PROVIDED DATA:
◆ ◆ ◆ ◆

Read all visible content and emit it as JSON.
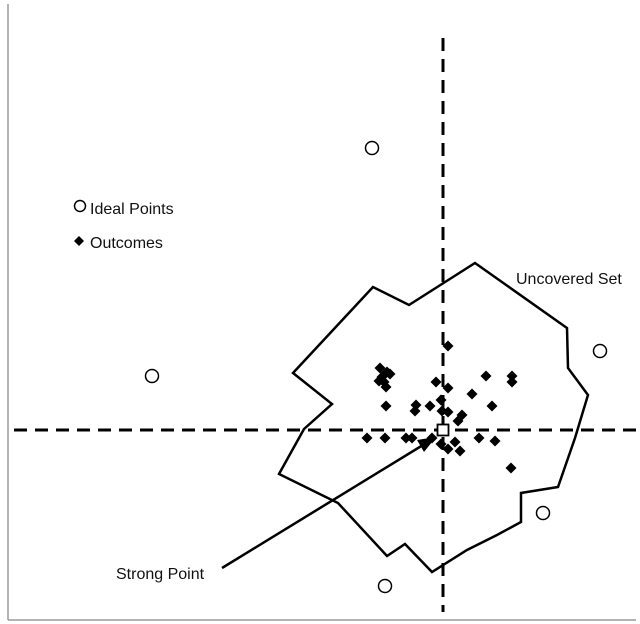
{
  "legend": {
    "ideal_points_label": "Ideal Points",
    "outcomes_label": "Outcomes"
  },
  "annotations": {
    "uncovered_set_label": "Uncovered Set",
    "strong_point_label": "Strong Point"
  },
  "colors": {
    "ink": "#000000",
    "frame": "#9a9a9a",
    "background": "#ffffff"
  },
  "icons": {
    "ideal_point": "hollow-circle-icon",
    "outcome": "filled-diamond-icon",
    "strong_point": "hollow-square-icon"
  }
}
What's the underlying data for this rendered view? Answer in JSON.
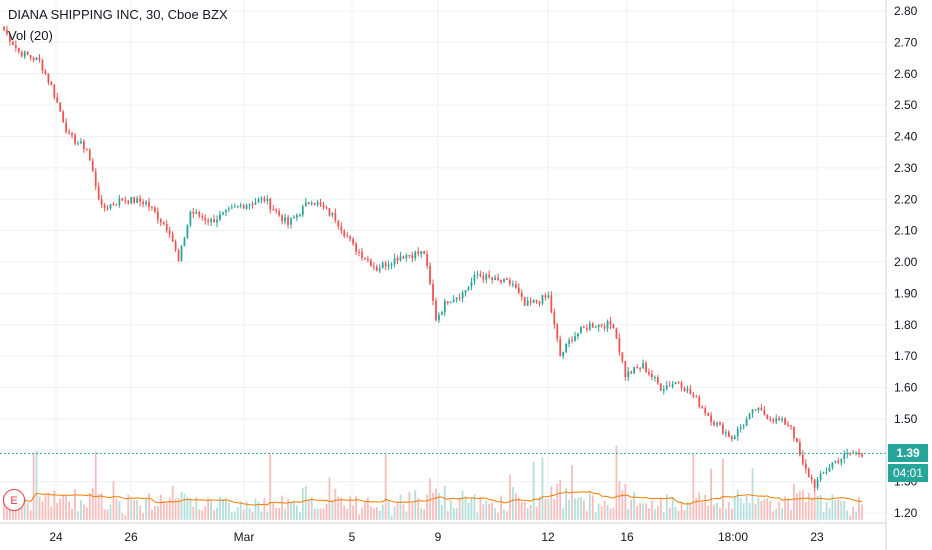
{
  "header": {
    "title": "DIANA SHIPPING INC, 30, Cboe BZX",
    "vol_label": "Vol (20)",
    "earnings_badge": "E"
  },
  "price_tag": {
    "value": "1.39",
    "countdown": "04:01"
  },
  "colors": {
    "up": "#26a69a",
    "down": "#ef5350",
    "up_vol": "#b2dfdb",
    "down_vol": "#f7bcbc",
    "vol_ma": "#f57c00",
    "grid": "#eef0f3",
    "price_line": "#26a69a"
  },
  "chart_data": {
    "type": "candlestick",
    "title": "DIANA SHIPPING INC, 30, Cboe BZX",
    "y_axis": {
      "ticks": [
        "2.80",
        "2.70",
        "2.60",
        "2.50",
        "2.40",
        "2.30",
        "2.20",
        "2.10",
        "2.00",
        "1.90",
        "1.80",
        "1.70",
        "1.60",
        "1.50",
        "1.40",
        "1.30",
        "1.20"
      ],
      "range": [
        1.195,
        2.815
      ]
    },
    "x_axis": {
      "ticks": [
        "24",
        "26",
        "Mar",
        "5",
        "9",
        "12",
        "16",
        "18:00",
        "23"
      ]
    },
    "current_price": 1.39,
    "price_keypoints": [
      [
        0,
        2.74
      ],
      [
        5,
        2.67
      ],
      [
        12,
        2.64
      ],
      [
        16,
        2.56
      ],
      [
        22,
        2.4
      ],
      [
        28,
        2.36
      ],
      [
        33,
        2.17
      ],
      [
        40,
        2.2
      ],
      [
        48,
        2.19
      ],
      [
        56,
        2.1
      ],
      [
        59,
        2.0
      ],
      [
        63,
        2.16
      ],
      [
        70,
        2.13
      ],
      [
        80,
        2.18
      ],
      [
        88,
        2.2
      ],
      [
        96,
        2.12
      ],
      [
        104,
        2.2
      ],
      [
        112,
        2.14
      ],
      [
        118,
        2.05
      ],
      [
        126,
        1.98
      ],
      [
        134,
        2.02
      ],
      [
        142,
        2.03
      ],
      [
        146,
        1.82
      ],
      [
        150,
        1.88
      ],
      [
        155,
        1.9
      ],
      [
        160,
        1.96
      ],
      [
        166,
        1.94
      ],
      [
        172,
        1.93
      ],
      [
        176,
        1.86
      ],
      [
        184,
        1.89
      ],
      [
        188,
        1.7
      ],
      [
        192,
        1.76
      ],
      [
        198,
        1.8
      ],
      [
        206,
        1.8
      ],
      [
        210,
        1.64
      ],
      [
        216,
        1.67
      ],
      [
        222,
        1.6
      ],
      [
        228,
        1.62
      ],
      [
        234,
        1.56
      ],
      [
        240,
        1.49
      ],
      [
        246,
        1.44
      ],
      [
        254,
        1.53
      ],
      [
        260,
        1.5
      ],
      [
        266,
        1.48
      ],
      [
        270,
        1.35
      ],
      [
        274,
        1.29
      ],
      [
        280,
        1.36
      ],
      [
        286,
        1.39
      ],
      [
        290,
        1.39
      ]
    ]
  }
}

◆ ◆ ◆ ◆

EXERCISE:
Omit the pictures and restate the rest of the records verbatim.

OUTPUT:
Read all visible content and emit it as JSON.
{
  "legend": {
    "ideal_points_label": "Ideal Points",
    "outcomes_label": "Outcomes"
  },
  "annotations": {
    "uncovered_set_label": "Uncovered Set",
    "strong_point_label": "Strong Point"
  },
  "colors": {
    "ink": "#000000",
    "frame": "#9a9a9a",
    "background": "#ffffff"
  },
  "icons": {
    "ideal_point": "hollow-circle-icon",
    "outcome": "filled-diamond-icon",
    "strong_point": "hollow-square-icon"
  }
}
What's the underlying data for this rendered view? Answer in JSON.
{
  "header": {
    "title": "DIANA SHIPPING INC, 30, Cboe BZX",
    "vol_label": "Vol (20)",
    "earnings_badge": "E"
  },
  "price_tag": {
    "value": "1.39",
    "countdown": "04:01"
  },
  "colors": {
    "up": "#26a69a",
    "down": "#ef5350",
    "up_vol": "#b2dfdb",
    "down_vol": "#f7bcbc",
    "vol_ma": "#f57c00",
    "grid": "#eef0f3",
    "price_line": "#26a69a"
  },
  "chart_data": {
    "type": "candlestick",
    "title": "DIANA SHIPPING INC, 30, Cboe BZX",
    "y_axis": {
      "ticks": [
        "2.80",
        "2.70",
        "2.60",
        "2.50",
        "2.40",
        "2.30",
        "2.20",
        "2.10",
        "2.00",
        "1.90",
        "1.80",
        "1.70",
        "1.60",
        "1.50",
        "1.40",
        "1.30",
        "1.20"
      ],
      "range": [
        1.195,
        2.815
      ]
    },
    "x_axis": {
      "ticks": [
        "24",
        "26",
        "Mar",
        "5",
        "9",
        "12",
        "16",
        "18:00",
        "23"
      ]
    },
    "current_price": 1.39,
    "price_keypoints": [
      [
        0,
        2.74
      ],
      [
        5,
        2.67
      ],
      [
        12,
        2.64
      ],
      [
        16,
        2.56
      ],
      [
        22,
        2.4
      ],
      [
        28,
        2.36
      ],
      [
        33,
        2.17
      ],
      [
        40,
        2.2
      ],
      [
        48,
        2.19
      ],
      [
        56,
        2.1
      ],
      [
        59,
        2.0
      ],
      [
        63,
        2.16
      ],
      [
        70,
        2.13
      ],
      [
        80,
        2.18
      ],
      [
        88,
        2.2
      ],
      [
        96,
        2.12
      ],
      [
        104,
        2.2
      ],
      [
        112,
        2.14
      ],
      [
        118,
        2.05
      ],
      [
        126,
        1.98
      ],
      [
        134,
        2.02
      ],
      [
        142,
        2.03
      ],
      [
        146,
        1.82
      ],
      [
        150,
        1.88
      ],
      [
        155,
        1.9
      ],
      [
        160,
        1.96
      ],
      [
        166,
        1.94
      ],
      [
        172,
        1.93
      ],
      [
        176,
        1.86
      ],
      [
        184,
        1.89
      ],
      [
        188,
        1.7
      ],
      [
        192,
        1.76
      ],
      [
        198,
        1.8
      ],
      [
        206,
        1.8
      ],
      [
        210,
        1.64
      ],
      [
        216,
        1.67
      ],
      [
        222,
        1.6
      ],
      [
        228,
        1.62
      ],
      [
        234,
        1.56
      ],
      [
        240,
        1.49
      ],
      [
        246,
        1.44
      ],
      [
        254,
        1.53
      ],
      [
        260,
        1.5
      ],
      [
        266,
        1.48
      ],
      [
        270,
        1.35
      ],
      [
        274,
        1.29
      ],
      [
        280,
        1.36
      ],
      [
        286,
        1.39
      ],
      [
        290,
        1.39
      ]
    ]
  }
}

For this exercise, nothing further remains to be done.